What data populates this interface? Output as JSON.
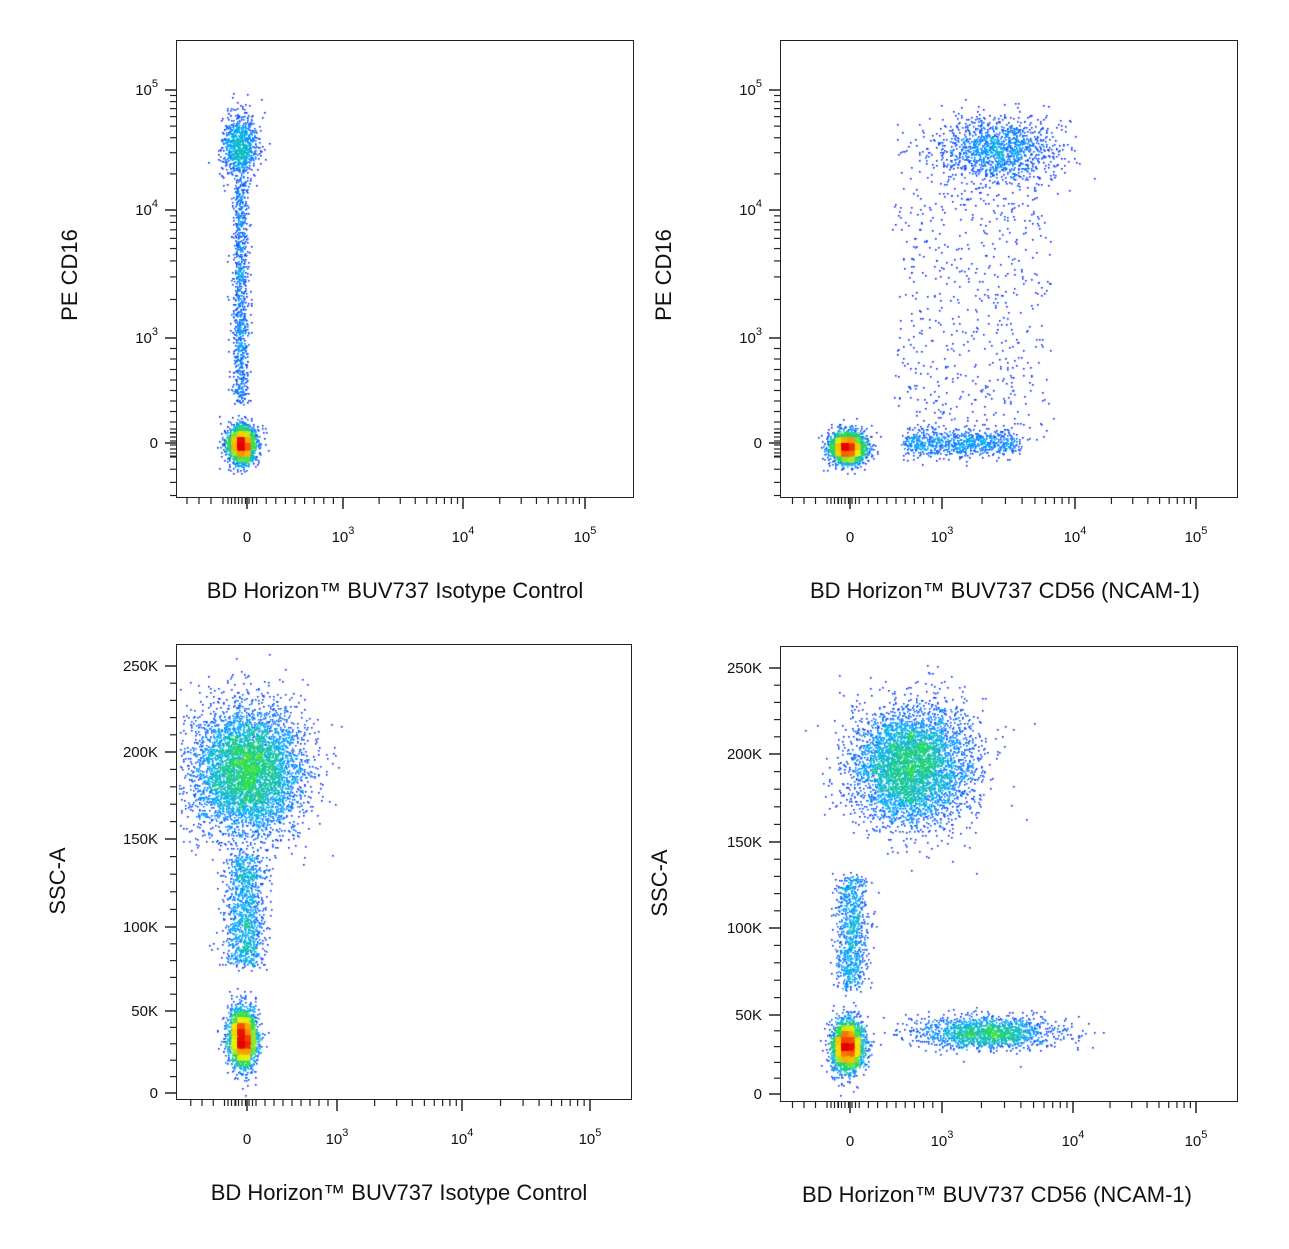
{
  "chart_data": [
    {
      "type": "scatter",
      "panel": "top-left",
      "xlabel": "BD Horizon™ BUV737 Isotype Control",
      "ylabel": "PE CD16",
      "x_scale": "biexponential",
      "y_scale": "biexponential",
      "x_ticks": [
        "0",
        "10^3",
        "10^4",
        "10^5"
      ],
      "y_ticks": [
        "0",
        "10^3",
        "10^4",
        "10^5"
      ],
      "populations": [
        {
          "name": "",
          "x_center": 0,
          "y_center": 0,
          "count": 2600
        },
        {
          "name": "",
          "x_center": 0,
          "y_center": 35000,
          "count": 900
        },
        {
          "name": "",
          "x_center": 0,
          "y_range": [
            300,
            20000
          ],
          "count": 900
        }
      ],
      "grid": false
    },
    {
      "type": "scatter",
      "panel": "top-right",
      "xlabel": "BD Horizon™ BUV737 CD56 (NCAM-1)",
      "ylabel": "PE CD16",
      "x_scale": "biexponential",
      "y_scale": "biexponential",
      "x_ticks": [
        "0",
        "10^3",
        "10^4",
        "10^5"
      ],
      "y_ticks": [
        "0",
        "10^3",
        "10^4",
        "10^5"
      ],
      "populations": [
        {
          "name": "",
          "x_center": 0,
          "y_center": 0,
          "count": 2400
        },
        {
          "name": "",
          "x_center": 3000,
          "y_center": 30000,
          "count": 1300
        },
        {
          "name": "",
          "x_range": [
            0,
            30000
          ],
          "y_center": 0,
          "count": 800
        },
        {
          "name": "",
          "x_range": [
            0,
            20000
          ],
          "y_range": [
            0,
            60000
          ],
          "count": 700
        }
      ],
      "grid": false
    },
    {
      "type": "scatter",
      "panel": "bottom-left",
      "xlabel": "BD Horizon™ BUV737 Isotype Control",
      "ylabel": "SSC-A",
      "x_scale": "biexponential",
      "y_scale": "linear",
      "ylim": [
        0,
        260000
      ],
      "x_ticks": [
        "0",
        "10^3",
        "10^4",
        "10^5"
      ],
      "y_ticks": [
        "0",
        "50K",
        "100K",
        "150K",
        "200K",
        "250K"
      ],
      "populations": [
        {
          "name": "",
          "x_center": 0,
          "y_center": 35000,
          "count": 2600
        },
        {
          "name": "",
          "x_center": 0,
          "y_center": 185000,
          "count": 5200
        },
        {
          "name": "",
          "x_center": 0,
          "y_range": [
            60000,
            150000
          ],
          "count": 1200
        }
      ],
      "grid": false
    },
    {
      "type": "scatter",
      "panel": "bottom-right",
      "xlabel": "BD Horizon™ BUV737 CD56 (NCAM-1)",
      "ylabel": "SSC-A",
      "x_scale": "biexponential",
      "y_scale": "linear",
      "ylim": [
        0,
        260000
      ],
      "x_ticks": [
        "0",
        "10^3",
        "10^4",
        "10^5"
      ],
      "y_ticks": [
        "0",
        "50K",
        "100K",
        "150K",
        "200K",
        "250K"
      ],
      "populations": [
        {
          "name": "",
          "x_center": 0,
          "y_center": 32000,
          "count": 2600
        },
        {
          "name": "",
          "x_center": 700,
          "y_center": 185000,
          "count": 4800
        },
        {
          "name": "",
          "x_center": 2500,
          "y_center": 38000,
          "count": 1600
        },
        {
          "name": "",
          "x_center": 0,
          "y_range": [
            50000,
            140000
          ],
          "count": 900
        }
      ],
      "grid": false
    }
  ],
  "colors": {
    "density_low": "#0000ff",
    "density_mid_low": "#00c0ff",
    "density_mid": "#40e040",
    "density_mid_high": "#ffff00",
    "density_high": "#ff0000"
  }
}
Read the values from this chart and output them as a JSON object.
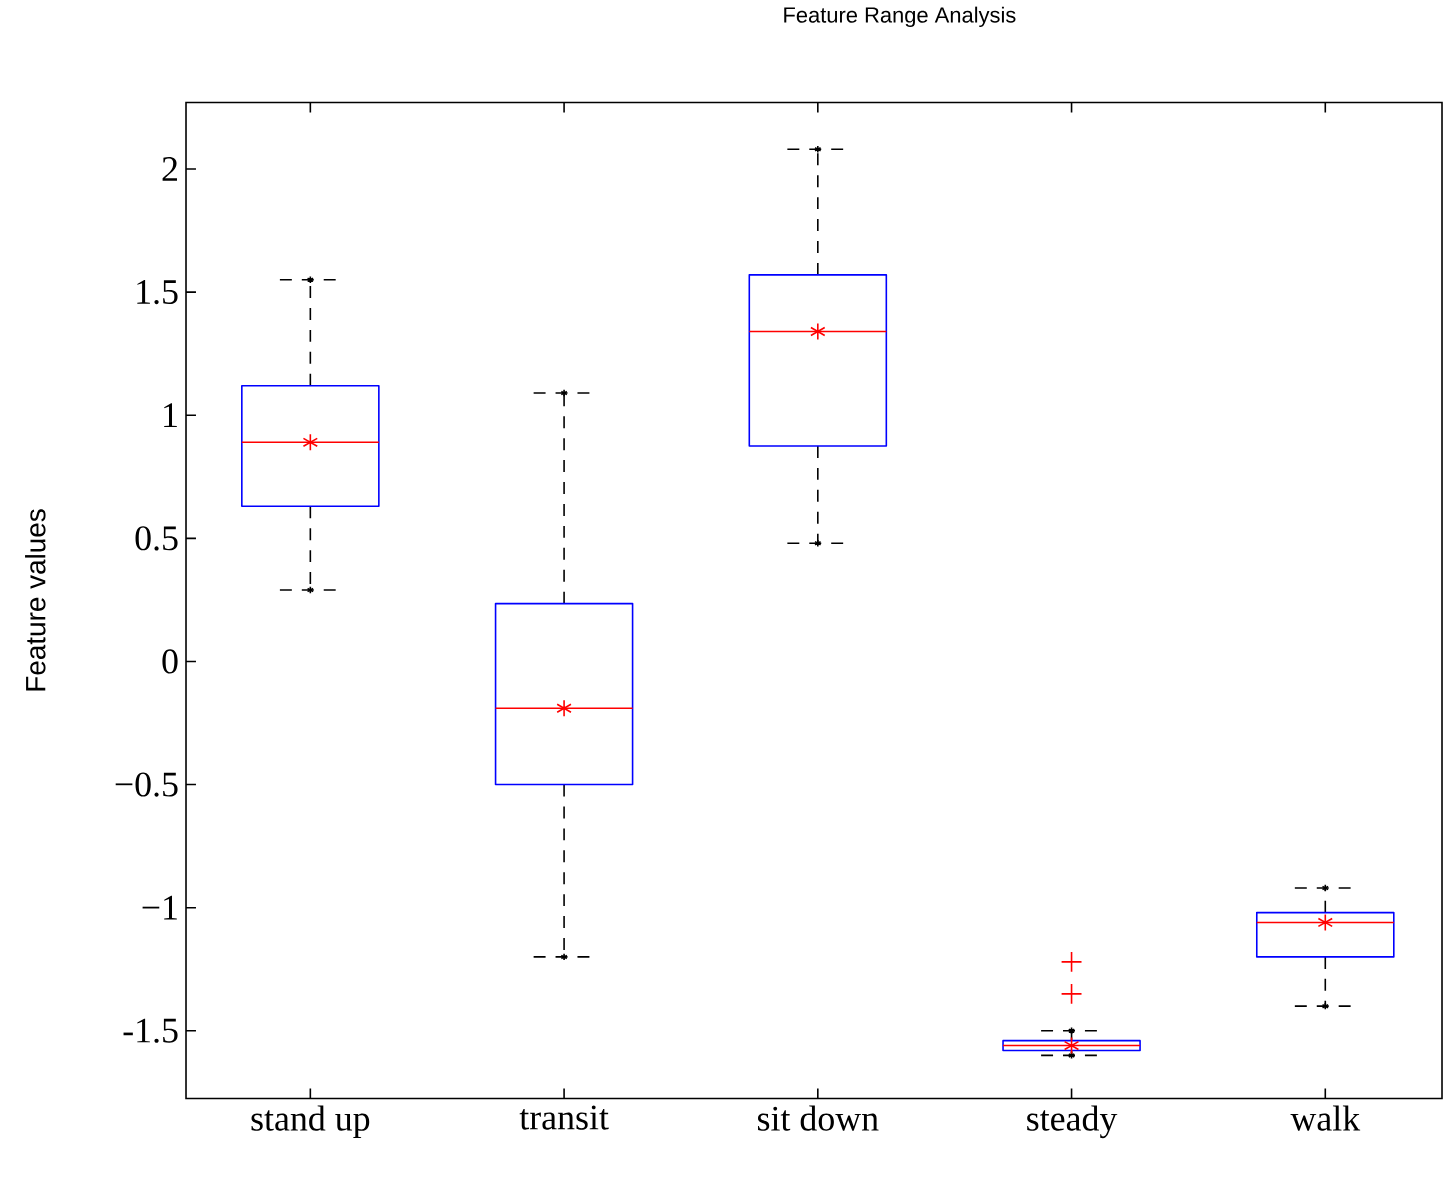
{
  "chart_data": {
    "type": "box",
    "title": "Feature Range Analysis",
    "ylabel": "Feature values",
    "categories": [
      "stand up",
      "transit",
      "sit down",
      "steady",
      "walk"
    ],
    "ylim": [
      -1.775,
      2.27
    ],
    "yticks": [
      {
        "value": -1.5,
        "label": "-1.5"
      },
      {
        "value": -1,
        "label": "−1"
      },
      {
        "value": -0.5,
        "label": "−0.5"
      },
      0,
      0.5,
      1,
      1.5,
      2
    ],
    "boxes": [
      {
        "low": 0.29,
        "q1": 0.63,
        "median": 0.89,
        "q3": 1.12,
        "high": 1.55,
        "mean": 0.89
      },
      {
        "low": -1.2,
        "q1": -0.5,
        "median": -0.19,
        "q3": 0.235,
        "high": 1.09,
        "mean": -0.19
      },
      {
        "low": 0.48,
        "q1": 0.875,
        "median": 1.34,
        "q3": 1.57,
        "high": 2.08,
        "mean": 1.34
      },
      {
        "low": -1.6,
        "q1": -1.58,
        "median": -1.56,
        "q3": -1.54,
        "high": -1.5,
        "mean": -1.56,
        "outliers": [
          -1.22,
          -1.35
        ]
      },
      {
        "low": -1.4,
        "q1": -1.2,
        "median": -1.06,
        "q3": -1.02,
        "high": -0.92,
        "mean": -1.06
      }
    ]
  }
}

•••

Task instructions:
None of the pictures should appear; repeat the records exactly otherwise.

Solution to this exercise:
What data populates this interface? Output as JSON.
{
  "chart_data": [
    {
      "type": "scatter",
      "panel": "top-left",
      "xlabel": "BD Horizon™ BUV737 Isotype Control",
      "ylabel": "PE CD16",
      "x_scale": "biexponential",
      "y_scale": "biexponential",
      "x_ticks": [
        "0",
        "10^3",
        "10^4",
        "10^5"
      ],
      "y_ticks": [
        "0",
        "10^3",
        "10^4",
        "10^5"
      ],
      "populations": [
        {
          "name": "",
          "x_center": 0,
          "y_center": 0,
          "count": 2600
        },
        {
          "name": "",
          "x_center": 0,
          "y_center": 35000,
          "count": 900
        },
        {
          "name": "",
          "x_center": 0,
          "y_range": [
            300,
            20000
          ],
          "count": 900
        }
      ],
      "grid": false
    },
    {
      "type": "scatter",
      "panel": "top-right",
      "xlabel": "BD Horizon™ BUV737 CD56 (NCAM-1)",
      "ylabel": "PE CD16",
      "x_scale": "biexponential",
      "y_scale": "biexponential",
      "x_ticks": [
        "0",
        "10^3",
        "10^4",
        "10^5"
      ],
      "y_ticks": [
        "0",
        "10^3",
        "10^4",
        "10^5"
      ],
      "populations": [
        {
          "name": "",
          "x_center": 0,
          "y_center": 0,
          "count": 2400
        },
        {
          "name": "",
          "x_center": 3000,
          "y_center": 30000,
          "count": 1300
        },
        {
          "name": "",
          "x_range": [
            0,
            30000
          ],
          "y_center": 0,
          "count": 800
        },
        {
          "name": "",
          "x_range": [
            0,
            20000
          ],
          "y_range": [
            0,
            60000
          ],
          "count": 700
        }
      ],
      "grid": false
    },
    {
      "type": "scatter",
      "panel": "bottom-left",
      "xlabel": "BD Horizon™ BUV737 Isotype Control",
      "ylabel": "SSC-A",
      "x_scale": "biexponential",
      "y_scale": "linear",
      "ylim": [
        0,
        260000
      ],
      "x_ticks": [
        "0",
        "10^3",
        "10^4",
        "10^5"
      ],
      "y_ticks": [
        "0",
        "50K",
        "100K",
        "150K",
        "200K",
        "250K"
      ],
      "populations": [
        {
          "name": "",
          "x_center": 0,
          "y_center": 35000,
          "count": 2600
        },
        {
          "name": "",
          "x_center": 0,
          "y_center": 185000,
          "count": 5200
        },
        {
          "name": "",
          "x_center": 0,
          "y_range": [
            60000,
            150000
          ],
          "count": 1200
        }
      ],
      "grid": false
    },
    {
      "type": "scatter",
      "panel": "bottom-right",
      "xlabel": "BD Horizon™ BUV737 CD56 (NCAM-1)",
      "ylabel": "SSC-A",
      "x_scale": "biexponential",
      "y_scale": "linear",
      "ylim": [
        0,
        260000
      ],
      "x_ticks": [
        "0",
        "10^3",
        "10^4",
        "10^5"
      ],
      "y_ticks": [
        "0",
        "50K",
        "100K",
        "150K",
        "200K",
        "250K"
      ],
      "populations": [
        {
          "name": "",
          "x_center": 0,
          "y_center": 32000,
          "count": 2600
        },
        {
          "name": "",
          "x_center": 700,
          "y_center": 185000,
          "count": 4800
        },
        {
          "name": "",
          "x_center": 2500,
          "y_center": 38000,
          "count": 1600
        },
        {
          "name": "",
          "x_center": 0,
          "y_range": [
            50000,
            140000
          ],
          "count": 900
        }
      ],
      "grid": false
    }
  ],
  "colors": {
    "density_low": "#0000ff",
    "density_mid_low": "#00c0ff",
    "density_mid": "#40e040",
    "density_mid_high": "#ffff00",
    "density_high": "#ff0000"
  }
}
Read the values from this chart and output them as a JSON object.
{
  "chart_data": {
    "type": "box",
    "title": "Feature Range Analysis",
    "ylabel": "Feature values",
    "categories": [
      "stand up",
      "transit",
      "sit down",
      "steady",
      "walk"
    ],
    "ylim": [
      -1.775,
      2.27
    ],
    "yticks": [
      {
        "value": -1.5,
        "label": "-1.5"
      },
      {
        "value": -1,
        "label": "−1"
      },
      {
        "value": -0.5,
        "label": "−0.5"
      },
      0,
      0.5,
      1,
      1.5,
      2
    ],
    "boxes": [
      {
        "low": 0.29,
        "q1": 0.63,
        "median": 0.89,
        "q3": 1.12,
        "high": 1.55,
        "mean": 0.89
      },
      {
        "low": -1.2,
        "q1": -0.5,
        "median": -0.19,
        "q3": 0.235,
        "high": 1.09,
        "mean": -0.19
      },
      {
        "low": 0.48,
        "q1": 0.875,
        "median": 1.34,
        "q3": 1.57,
        "high": 2.08,
        "mean": 1.34
      },
      {
        "low": -1.6,
        "q1": -1.58,
        "median": -1.56,
        "q3": -1.54,
        "high": -1.5,
        "mean": -1.56,
        "outliers": [
          -1.22,
          -1.35
        ]
      },
      {
        "low": -1.4,
        "q1": -1.2,
        "median": -1.06,
        "q3": -1.02,
        "high": -0.92,
        "mean": -1.06
      }
    ]
  }
}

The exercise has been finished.